* [Provided records]
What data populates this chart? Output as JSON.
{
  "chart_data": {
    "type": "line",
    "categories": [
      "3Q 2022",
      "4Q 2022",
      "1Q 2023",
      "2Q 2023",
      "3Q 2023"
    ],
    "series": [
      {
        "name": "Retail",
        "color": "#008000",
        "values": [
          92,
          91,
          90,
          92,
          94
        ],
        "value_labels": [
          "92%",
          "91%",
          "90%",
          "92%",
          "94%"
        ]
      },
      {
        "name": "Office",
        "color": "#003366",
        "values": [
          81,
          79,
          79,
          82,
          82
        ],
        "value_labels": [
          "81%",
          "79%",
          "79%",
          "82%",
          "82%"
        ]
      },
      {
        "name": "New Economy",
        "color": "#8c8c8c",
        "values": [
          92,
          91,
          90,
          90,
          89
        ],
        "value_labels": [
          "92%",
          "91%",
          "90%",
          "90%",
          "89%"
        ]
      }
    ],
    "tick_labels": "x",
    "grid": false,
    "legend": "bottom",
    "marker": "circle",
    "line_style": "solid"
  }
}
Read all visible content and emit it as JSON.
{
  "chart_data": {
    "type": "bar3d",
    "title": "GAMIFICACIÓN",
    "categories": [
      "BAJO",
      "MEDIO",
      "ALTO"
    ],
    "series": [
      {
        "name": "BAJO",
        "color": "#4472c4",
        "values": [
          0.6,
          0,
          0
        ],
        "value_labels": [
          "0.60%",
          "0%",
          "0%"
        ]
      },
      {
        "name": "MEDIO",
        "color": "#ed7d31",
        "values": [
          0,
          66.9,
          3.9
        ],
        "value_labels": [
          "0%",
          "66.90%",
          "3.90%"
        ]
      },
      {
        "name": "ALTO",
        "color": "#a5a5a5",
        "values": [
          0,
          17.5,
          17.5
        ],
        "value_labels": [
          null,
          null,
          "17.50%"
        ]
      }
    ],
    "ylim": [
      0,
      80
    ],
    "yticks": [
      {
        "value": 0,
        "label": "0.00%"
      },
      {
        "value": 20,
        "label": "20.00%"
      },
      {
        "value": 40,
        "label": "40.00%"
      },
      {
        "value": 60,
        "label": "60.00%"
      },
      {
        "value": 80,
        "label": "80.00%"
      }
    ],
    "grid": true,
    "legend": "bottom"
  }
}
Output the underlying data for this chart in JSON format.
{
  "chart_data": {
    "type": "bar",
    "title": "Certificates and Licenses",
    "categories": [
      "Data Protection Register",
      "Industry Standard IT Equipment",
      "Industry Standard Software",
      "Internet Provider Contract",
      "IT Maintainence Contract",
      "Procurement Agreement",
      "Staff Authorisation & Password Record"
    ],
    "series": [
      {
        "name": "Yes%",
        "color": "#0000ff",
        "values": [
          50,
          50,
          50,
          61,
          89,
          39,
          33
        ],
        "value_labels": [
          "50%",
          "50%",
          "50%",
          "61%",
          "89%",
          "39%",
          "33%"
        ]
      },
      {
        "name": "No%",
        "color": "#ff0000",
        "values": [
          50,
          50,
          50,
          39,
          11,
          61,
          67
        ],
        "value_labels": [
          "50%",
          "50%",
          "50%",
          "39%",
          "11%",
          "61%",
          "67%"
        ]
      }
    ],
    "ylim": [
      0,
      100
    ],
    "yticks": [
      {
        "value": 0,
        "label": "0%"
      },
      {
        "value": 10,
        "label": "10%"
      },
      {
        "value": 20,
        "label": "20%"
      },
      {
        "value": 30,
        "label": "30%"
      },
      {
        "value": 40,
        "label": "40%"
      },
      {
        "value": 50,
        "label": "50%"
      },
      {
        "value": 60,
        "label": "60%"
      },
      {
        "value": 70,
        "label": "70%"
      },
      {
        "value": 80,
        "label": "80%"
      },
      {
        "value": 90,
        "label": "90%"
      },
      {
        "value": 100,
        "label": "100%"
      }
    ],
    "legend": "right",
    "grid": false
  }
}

* [What this task involves]
Only the number is wanted: how many lines of the material above include the word "legend"?

* [Response]
3